-- Instruction --
Without including any images, repeat the data exactly.

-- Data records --
********************

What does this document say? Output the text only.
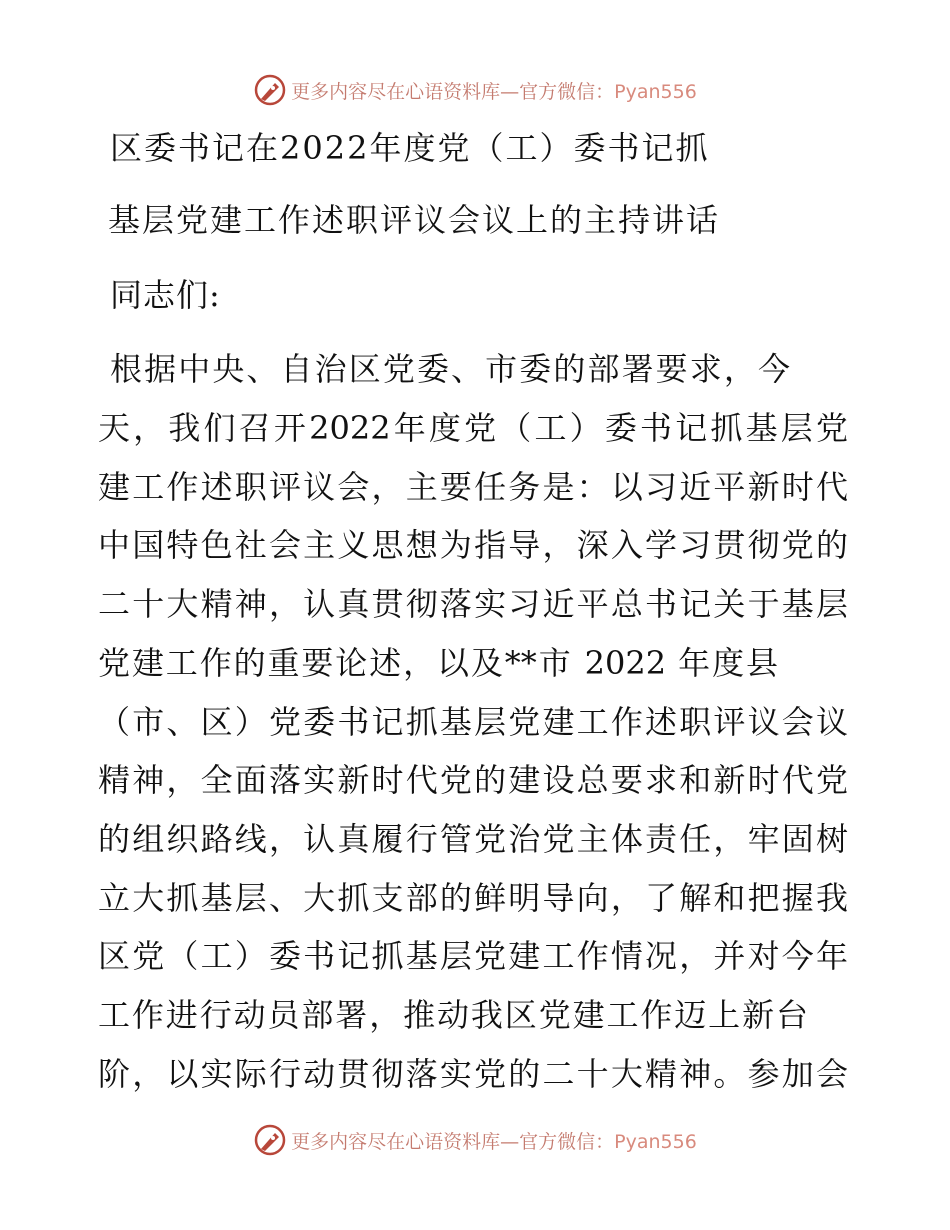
更多内容尽在心语资料库—官方微信：Pyan556
区委书记在2022年度党（工）委书记抓
基层党建工作述职评议会议上的主持讲话
同志们:
根据中央、自治区党委、市委的部署要求，今
天，我们召开2022年度党（工）委书记抓基层党
建工作述职评议会，主要任务是：以习近平新时代
中国特色社会主义思想为指导，深入学习贯彻党的
二十大精神，认真贯彻落实习近平总书记关于基层
党建工作的重要论述，以及**市 2022 年度县
（市、区）党委书记抓基层党建工作述职评议会议
精神，全面落实新时代党的建设总要求和新时代党
的组织路线，认真履行管党治党主体责任，牢固树
立大抓基层、大抓支部的鲜明导向，了解和把握我
区党（工）委书记抓基层党建工作情况，并对今年
工作进行动员部署，推动我区党建工作迈上新台
阶，以实际行动贯彻落实党的二十大精神。参加会
更多内容尽在心语资料库—官方微信：Pyan556
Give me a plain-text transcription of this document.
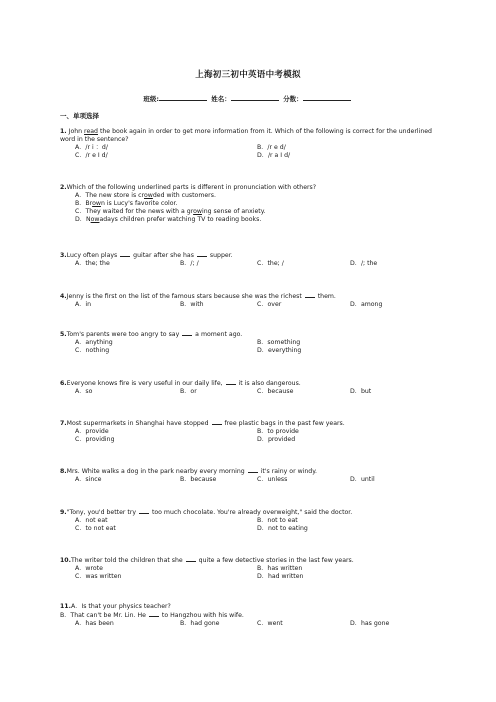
上海初三初中英语中考模拟
班级:	姓名：	分数：
一、单项选择

1. John read the book again in order to get more information from it. Which of the following is correct for the underlined word in the sentence?

A．/r i ：d/	B．/r e d/
C．/r e I d/	D．/r a I d/

2.Which of the following underlined parts is different in pronunciation with others?

A．The new store is crowded with customers.
B．Brown is Lucy's favorite color.
C．They waited for the news with a growing sense of anxiety.
D．Nowadays children prefer watching TV to reading books.

3.Lucy often plays  guitar after she has  supper.

A．the; the	B．/; /	C．the; /	D．/; the

4.Jenny is the first on the list of the famous stars because she was the richest  them.

A．in	B．with	C．over	D．among

5.Tom's parents were too angry to say  a moment ago.

A．anything	B．something
C．nothing	D．everything

6.Everyone knows fire is very useful in our daily life,  it is also dangerous.

A．so	B．or	C．because	D．but

7.Most supermarkets in Shanghai have stopped  free plastic bags in the past few years.

A．provide	B．to provide
C．providing	D．provided

8.Mrs. White walks a dog in the park nearby every morning  it's rainy or windy.

A．since	B．because	C．unless	D．until

9."Tony, you'd better try  too much chocolate. You're already overweight," said the doctor.

A．not eat	B．not to eat
C．to not eat	D．not to eating

10.The writer told the children that she  quite a few detective stories in the last few years.

A．wrote	B．has written
C．was written	D．had written

11.A．Is that your physics teacher?

B．That can't be Mr. Lin. He  to Hangzhou with his wife.

A．has been	B．had gone	C．went	D．has gone
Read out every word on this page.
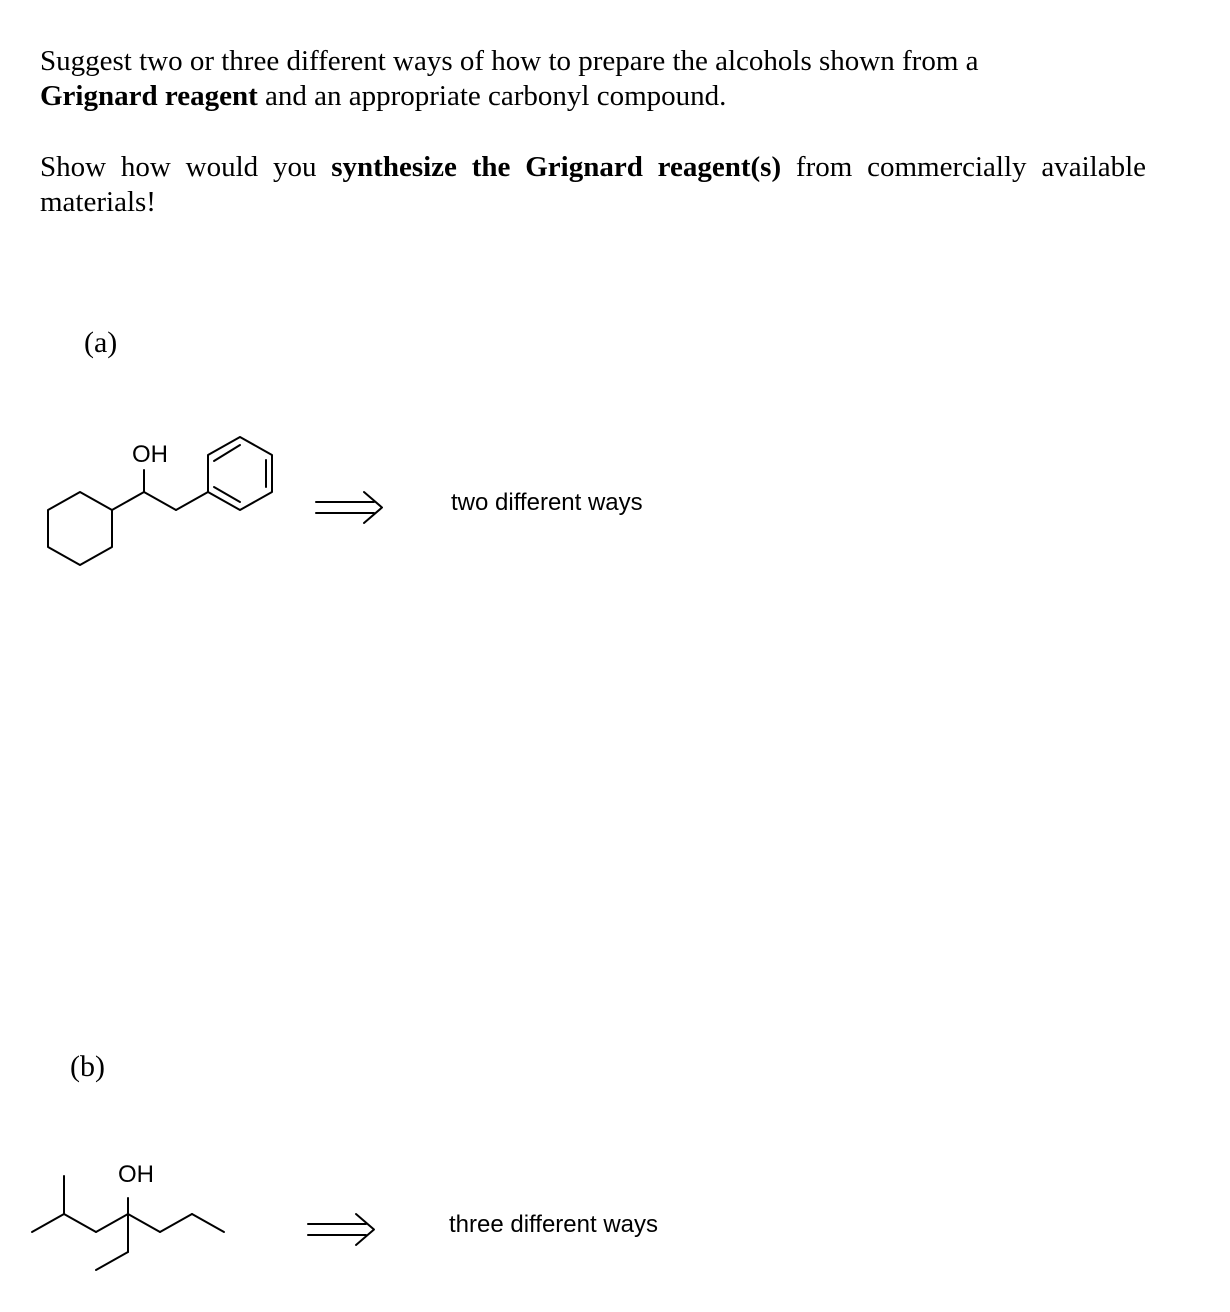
Suggest two or three different ways of how to prepare the alcohols shown from a
Grignard reagent and an appropriate carbonyl compound.

Show how would you synthesize the Grignard reagent(s) from commercially available materials!

(a)
OH
two different ways
(b)
OH
three different ways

********************

-- Result --
What does this document say? Output the text only.
更多内容尽在心语资料库—官方微信：Pyan556
区委书记在2022年度党（工）委书记抓
基层党建工作述职评议会议上的主持讲话
同志们:
根据中央、自治区党委、市委的部署要求，今
天，我们召开2022年度党（工）委书记抓基层党
建工作述职评议会，主要任务是：以习近平新时代
中国特色社会主义思想为指导，深入学习贯彻党的
二十大精神，认真贯彻落实习近平总书记关于基层
党建工作的重要论述，以及**市 2022 年度县
（市、区）党委书记抓基层党建工作述职评议会议
精神，全面落实新时代党的建设总要求和新时代党
的组织路线，认真履行管党治党主体责任，牢固树
立大抓基层、大抓支部的鲜明导向，了解和把握我
区党（工）委书记抓基层党建工作情况，并对今年
工作进行动员部署，推动我区党建工作迈上新台
阶，以实际行动贯彻落实党的二十大精神。参加会
更多内容尽在心语资料库—官方微信：Pyan556
Give me a plain-text transcription of this document.
上海初三初中英语中考模拟
班级:	姓名：	分数：
一、单项选择

1. John read the book again in order to get more information from it. Which of the following is correct for the underlined word in the sentence?

A．/r i ：d/	B．/r e d/
C．/r e I d/	D．/r a I d/

2.Which of the following underlined parts is different in pronunciation with others?

A．The new store is crowded with customers.
B．Brown is Lucy's favorite color.
C．They waited for the news with a growing sense of anxiety.
D．Nowadays children prefer watching TV to reading books.

3.Lucy often plays  guitar after she has  supper.

A．the; the	B．/; /	C．the; /	D．/; the

4.Jenny is the first on the list of the famous stars because she was the richest  them.

A．in	B．with	C．over	D．among

5.Tom's parents were too angry to say  a moment ago.

A．anything	B．something
C．nothing	D．everything

6.Everyone knows fire is very useful in our daily life,  it is also dangerous.

A．so	B．or	C．because	D．but

7.Most supermarkets in Shanghai have stopped  free plastic bags in the past few years.

A．provide	B．to provide
C．providing	D．provided

8.Mrs. White walks a dog in the park nearby every morning  it's rainy or windy.

A．since	B．because	C．unless	D．until

9."Tony, you'd better try  too much chocolate. You're already overweight," said the doctor.

A．not eat	B．not to eat
C．to not eat	D．not to eating

10.The writer told the children that she  quite a few detective stories in the last few years.

A．wrote	B．has written
C．was written	D．had written

11.A．Is that your physics teacher?

B．That can't be Mr. Lin. He  to Hangzhou with his wife.

A．has been	B．had gone	C．went	D．has gone
Read out every word on this page.
Suggest two or three different ways of how to prepare the alcohols shown from a
Grignard reagent and an appropriate carbonyl compound.

Show how would you synthesize the Grignard reagent(s) from commercially available materials!

(a)
OH
two different ways
(b)
OH
three different ways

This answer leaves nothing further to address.